Aim of the exercise: Can you convert all of the material below into a numbered list, leaving out any blank lines?

(Dataset excerpt)
=-=-=-=-=

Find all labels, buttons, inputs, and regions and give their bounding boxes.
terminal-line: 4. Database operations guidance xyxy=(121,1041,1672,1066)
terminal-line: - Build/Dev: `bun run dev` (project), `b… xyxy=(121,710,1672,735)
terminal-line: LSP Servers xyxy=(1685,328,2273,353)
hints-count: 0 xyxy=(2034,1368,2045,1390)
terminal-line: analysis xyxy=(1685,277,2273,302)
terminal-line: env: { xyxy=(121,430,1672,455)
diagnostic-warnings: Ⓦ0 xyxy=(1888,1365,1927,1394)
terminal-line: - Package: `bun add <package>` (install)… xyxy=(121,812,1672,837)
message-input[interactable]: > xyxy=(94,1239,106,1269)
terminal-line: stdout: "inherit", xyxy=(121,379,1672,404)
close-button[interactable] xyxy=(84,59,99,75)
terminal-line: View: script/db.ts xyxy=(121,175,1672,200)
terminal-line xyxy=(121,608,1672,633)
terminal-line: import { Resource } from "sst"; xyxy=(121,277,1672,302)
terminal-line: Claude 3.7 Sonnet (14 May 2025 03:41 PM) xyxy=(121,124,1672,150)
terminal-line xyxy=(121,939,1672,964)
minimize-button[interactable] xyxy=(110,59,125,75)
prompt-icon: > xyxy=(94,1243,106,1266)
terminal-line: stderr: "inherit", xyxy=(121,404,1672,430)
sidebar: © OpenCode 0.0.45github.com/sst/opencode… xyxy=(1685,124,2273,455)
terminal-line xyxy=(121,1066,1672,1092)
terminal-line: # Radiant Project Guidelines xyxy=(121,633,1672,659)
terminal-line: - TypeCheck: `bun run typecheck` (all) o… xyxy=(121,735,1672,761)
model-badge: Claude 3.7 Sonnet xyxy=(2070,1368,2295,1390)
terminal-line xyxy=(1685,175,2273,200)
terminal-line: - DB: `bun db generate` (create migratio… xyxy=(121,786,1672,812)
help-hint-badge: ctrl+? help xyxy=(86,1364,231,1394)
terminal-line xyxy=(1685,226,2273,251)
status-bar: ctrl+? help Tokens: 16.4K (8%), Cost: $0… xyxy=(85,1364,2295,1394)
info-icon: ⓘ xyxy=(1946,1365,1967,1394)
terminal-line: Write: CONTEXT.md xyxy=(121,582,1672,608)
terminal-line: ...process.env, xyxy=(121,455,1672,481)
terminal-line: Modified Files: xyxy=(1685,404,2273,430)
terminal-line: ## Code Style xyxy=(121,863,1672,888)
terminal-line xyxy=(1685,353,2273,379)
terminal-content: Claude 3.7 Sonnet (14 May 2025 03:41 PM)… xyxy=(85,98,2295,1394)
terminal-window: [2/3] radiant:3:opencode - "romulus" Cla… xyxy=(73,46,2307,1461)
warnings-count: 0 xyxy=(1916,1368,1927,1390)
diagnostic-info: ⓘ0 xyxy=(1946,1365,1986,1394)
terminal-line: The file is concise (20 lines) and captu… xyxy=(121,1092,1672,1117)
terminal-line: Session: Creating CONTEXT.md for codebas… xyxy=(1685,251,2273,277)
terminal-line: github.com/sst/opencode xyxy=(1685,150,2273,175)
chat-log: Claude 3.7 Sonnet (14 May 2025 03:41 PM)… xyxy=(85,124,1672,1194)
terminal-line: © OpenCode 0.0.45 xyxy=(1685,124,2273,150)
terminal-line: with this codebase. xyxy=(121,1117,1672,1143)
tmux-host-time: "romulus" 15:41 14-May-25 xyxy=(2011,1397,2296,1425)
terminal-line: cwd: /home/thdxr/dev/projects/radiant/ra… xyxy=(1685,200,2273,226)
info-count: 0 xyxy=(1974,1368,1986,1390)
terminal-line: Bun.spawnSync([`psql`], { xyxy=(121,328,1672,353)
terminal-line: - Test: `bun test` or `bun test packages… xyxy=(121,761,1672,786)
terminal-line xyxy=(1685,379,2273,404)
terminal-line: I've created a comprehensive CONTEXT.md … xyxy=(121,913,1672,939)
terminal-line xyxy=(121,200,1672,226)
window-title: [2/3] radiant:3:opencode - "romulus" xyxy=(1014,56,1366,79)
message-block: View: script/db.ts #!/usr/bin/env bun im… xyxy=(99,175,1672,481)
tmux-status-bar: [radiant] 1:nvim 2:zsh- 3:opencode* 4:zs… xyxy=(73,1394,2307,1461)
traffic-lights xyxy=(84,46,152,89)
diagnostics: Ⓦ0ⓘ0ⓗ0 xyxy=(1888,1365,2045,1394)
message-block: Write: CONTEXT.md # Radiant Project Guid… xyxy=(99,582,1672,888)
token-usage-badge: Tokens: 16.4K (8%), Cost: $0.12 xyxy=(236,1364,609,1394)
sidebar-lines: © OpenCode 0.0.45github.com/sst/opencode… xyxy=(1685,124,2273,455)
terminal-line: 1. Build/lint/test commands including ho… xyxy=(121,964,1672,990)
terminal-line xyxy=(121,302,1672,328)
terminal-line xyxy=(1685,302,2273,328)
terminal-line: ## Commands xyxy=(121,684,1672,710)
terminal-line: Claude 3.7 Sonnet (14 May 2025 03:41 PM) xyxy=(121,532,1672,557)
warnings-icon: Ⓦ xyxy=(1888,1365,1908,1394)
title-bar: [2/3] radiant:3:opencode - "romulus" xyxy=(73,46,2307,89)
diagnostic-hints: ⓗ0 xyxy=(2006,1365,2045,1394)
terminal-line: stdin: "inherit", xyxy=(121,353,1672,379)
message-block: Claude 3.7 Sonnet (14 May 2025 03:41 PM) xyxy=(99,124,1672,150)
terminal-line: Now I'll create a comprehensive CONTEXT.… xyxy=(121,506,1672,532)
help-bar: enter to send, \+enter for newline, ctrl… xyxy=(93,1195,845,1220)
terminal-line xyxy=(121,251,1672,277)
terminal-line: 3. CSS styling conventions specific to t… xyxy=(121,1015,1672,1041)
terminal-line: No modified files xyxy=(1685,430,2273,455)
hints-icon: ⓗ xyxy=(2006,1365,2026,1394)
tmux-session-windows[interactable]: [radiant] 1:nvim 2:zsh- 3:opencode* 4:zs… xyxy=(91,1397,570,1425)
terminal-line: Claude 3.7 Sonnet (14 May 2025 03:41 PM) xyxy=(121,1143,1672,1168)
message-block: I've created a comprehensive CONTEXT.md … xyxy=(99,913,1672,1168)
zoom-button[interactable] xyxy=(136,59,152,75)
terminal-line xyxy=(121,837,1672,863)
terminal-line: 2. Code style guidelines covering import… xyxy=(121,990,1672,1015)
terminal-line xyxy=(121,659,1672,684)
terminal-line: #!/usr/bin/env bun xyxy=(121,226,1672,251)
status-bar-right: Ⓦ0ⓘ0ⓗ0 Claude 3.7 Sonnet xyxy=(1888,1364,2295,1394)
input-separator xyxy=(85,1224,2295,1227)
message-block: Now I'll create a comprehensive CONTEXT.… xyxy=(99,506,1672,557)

=-=-=-=-=

Right answer:
1. Find all labels, buttons, inputs, and regions and give their bounding boxes.
2. terminal-line: 4. Database operations guidance xyxy=(121,1041,1672,1066)
3. terminal-line: - Build/Dev: `bun run dev` (project), `b… xyxy=(121,710,1672,735)
4. terminal-line: LSP Servers xyxy=(1685,328,2273,353)
5. hints-count: 0 xyxy=(2034,1368,2045,1390)
6. terminal-line: analysis xyxy=(1685,277,2273,302)
7. terminal-line: env: { xyxy=(121,430,1672,455)
8. diagnostic-warnings: Ⓦ0 xyxy=(1888,1365,1927,1394)
9. terminal-line: - Package: `bun add <package>` (install)… xyxy=(121,812,1672,837)
10. message-input[interactable]: > xyxy=(94,1239,106,1269)
11. terminal-line: stdout: "inherit", xyxy=(121,379,1672,404)
12. close-button[interactable] xyxy=(84,59,99,75)
13. terminal-line: View: script/db.ts xyxy=(121,175,1672,200)
14. terminal-line xyxy=(121,608,1672,633)
15. terminal-line: import { Resource } from "sst"; xyxy=(121,277,1672,302)
16. terminal-line: Claude 3.7 Sonnet (14 May 2025 03:41 PM) xyxy=(121,124,1672,150)
17. terminal-line xyxy=(121,939,1672,964)
18. minimize-button[interactable] xyxy=(110,59,125,75)
19. prompt-icon: > xyxy=(94,1243,106,1266)
20. terminal-line: stderr: "inherit", xyxy=(121,404,1672,430)
21. sidebar: © OpenCode 0.0.45github.com/sst/opencode… xyxy=(1685,124,2273,455)
22. terminal-line xyxy=(121,1066,1672,1092)
23. terminal-line: # Radiant Project Guidelines xyxy=(121,633,1672,659)
24. terminal-line: - TypeCheck: `bun run typecheck` (all) o… xyxy=(121,735,1672,761)
25. model-badge: Claude 3.7 Sonnet xyxy=(2070,1368,2295,1390)
26. terminal-line xyxy=(1685,175,2273,200)
27. terminal-line: - DB: `bun db generate` (create migratio… xyxy=(121,786,1672,812)
28. help-hint-badge: ctrl+? help xyxy=(86,1364,231,1394)
29. terminal-line xyxy=(1685,226,2273,251)
30. status-bar: ctrl+? help Tokens: 16.4K (8%), Cost: $0… xyxy=(85,1364,2295,1394)
31. info-icon: ⓘ xyxy=(1946,1365,1967,1394)
32. terminal-line: Write: CONTEXT.md xyxy=(121,582,1672,608)
33. terminal-line: ...process.env, xyxy=(121,455,1672,481)
34. terminal-line: Modified Files: xyxy=(1685,404,2273,430)
35. terminal-line: ## Code Style xyxy=(121,863,1672,888)
36. terminal-line xyxy=(1685,353,2273,379)
37. terminal-content: Claude 3.7 Sonnet (14 May 2025 03:41 PM)… xyxy=(85,98,2295,1394)
38. terminal-window: [2/3] radiant:3:opencode - "romulus" Cla… xyxy=(73,46,2307,1461)
39. warnings-count: 0 xyxy=(1916,1368,1927,1390)
40. diagnostic-info: ⓘ0 xyxy=(1946,1365,1986,1394)
41. terminal-line: The file is concise (20 lines) and captu… xyxy=(121,1092,1672,1117)
42. terminal-line: Session: Creating CONTEXT.md for codebas… xyxy=(1685,251,2273,277)
43. terminal-line: github.com/sst/opencode xyxy=(1685,150,2273,175)
44. chat-log: Claude 3.7 Sonnet (14 May 2025 03:41 PM)… xyxy=(85,124,1672,1194)
45. terminal-line: © OpenCode 0.0.45 xyxy=(1685,124,2273,150)
46. terminal-line: with this codebase. xyxy=(121,1117,1672,1143)
47. tmux-host-time: "romulus" 15:41 14-May-25 xyxy=(2011,1397,2296,1425)
48. terminal-line: cwd: /home/thdxr/dev/projects/radiant/ra… xyxy=(1685,200,2273,226)
49. info-count: 0 xyxy=(1974,1368,1986,1390)
50. terminal-line: Bun.spawnSync([`psql`], { xyxy=(121,328,1672,353)
51. terminal-line: - Test: `bun test` or `bun test packages… xyxy=(121,761,1672,786)
52. terminal-line xyxy=(1685,379,2273,404)
53. terminal-line: I've created a comprehensive CONTEXT.md … xyxy=(121,913,1672,939)
54. terminal-line xyxy=(121,200,1672,226)
55. window-title: [2/3] radiant:3:opencode - "romulus" xyxy=(1014,56,1366,79)
56. message-block: View: script/db.ts #!/usr/bin/env bun im… xyxy=(99,175,1672,481)
57. tmux-status-bar: [radiant] 1:nvim 2:zsh- 3:opencode* 4:zs… xyxy=(73,1394,2307,1461)
58. traffic-lights xyxy=(84,46,152,89)
59. diagnostics: Ⓦ0ⓘ0ⓗ0 xyxy=(1888,1365,2045,1394)
60. message-block: Write: CONTEXT.md # Radiant Project Guid… xyxy=(99,582,1672,888)
61. token-usage-badge: Tokens: 16.4K (8%), Cost: $0.12 xyxy=(236,1364,609,1394)
62. sidebar-lines: © OpenCode 0.0.45github.com/sst/opencode… xyxy=(1685,124,2273,455)
63. terminal-line: 1. Build/lint/test commands including ho… xyxy=(121,964,1672,990)
64. terminal-line xyxy=(121,302,1672,328)
65. terminal-line xyxy=(1685,302,2273,328)
66. terminal-line: ## Commands xyxy=(121,684,1672,710)
67. terminal-line: Claude 3.7 Sonnet (14 May 2025 03:41 PM) xyxy=(121,532,1672,557)
68. warnings-icon: Ⓦ xyxy=(1888,1365,1908,1394)
69. title-bar: [2/3] radiant:3:opencode - "romulus" xyxy=(73,46,2307,89)
70. diagnostic-hints: ⓗ0 xyxy=(2006,1365,2045,1394)
71. terminal-line: stdin: "inherit", xyxy=(121,353,1672,379)
72. message-block: Claude 3.7 Sonnet (14 May 2025 03:41 PM) xyxy=(99,124,1672,150)
73. terminal-line: Now I'll create a comprehensive CONTEXT.… xyxy=(121,506,1672,532)
74. help-bar: enter to send, \+enter for newline, ctrl… xyxy=(93,1195,845,1220)
75. terminal-line xyxy=(121,251,1672,277)
76. terminal-line: 3. CSS styling conventions specific to t… xyxy=(121,1015,1672,1041)
77. terminal-line: No modified files xyxy=(1685,430,2273,455)
78. hints-icon: ⓗ xyxy=(2006,1365,2026,1394)
79. tmux-session-windows[interactable]: [radiant] 1:nvim 2:zsh- 3:opencode* 4:zs… xyxy=(91,1397,570,1425)
80. terminal-line: Claude 3.7 Sonnet (14 May 2025 03:41 PM) xyxy=(121,1143,1672,1168)
81. message-block: I've created a comprehensive CONTEXT.md … xyxy=(99,913,1672,1168)
82. zoom-button[interactable] xyxy=(136,59,152,75)
83. terminal-line xyxy=(121,837,1672,863)
84. terminal-line: 2. Code style guidelines covering import… xyxy=(121,990,1672,1015)
85. terminal-line xyxy=(121,659,1672,684)
86. terminal-line: #!/usr/bin/env bun xyxy=(121,226,1672,251)
87. status-bar-right: Ⓦ0ⓘ0ⓗ0 Claude 3.7 Sonnet xyxy=(1888,1364,2295,1394)
88. input-separator xyxy=(85,1224,2295,1227)
89. message-block: Now I'll create a comprehensive CONTEXT.… xyxy=(99,506,1672,557)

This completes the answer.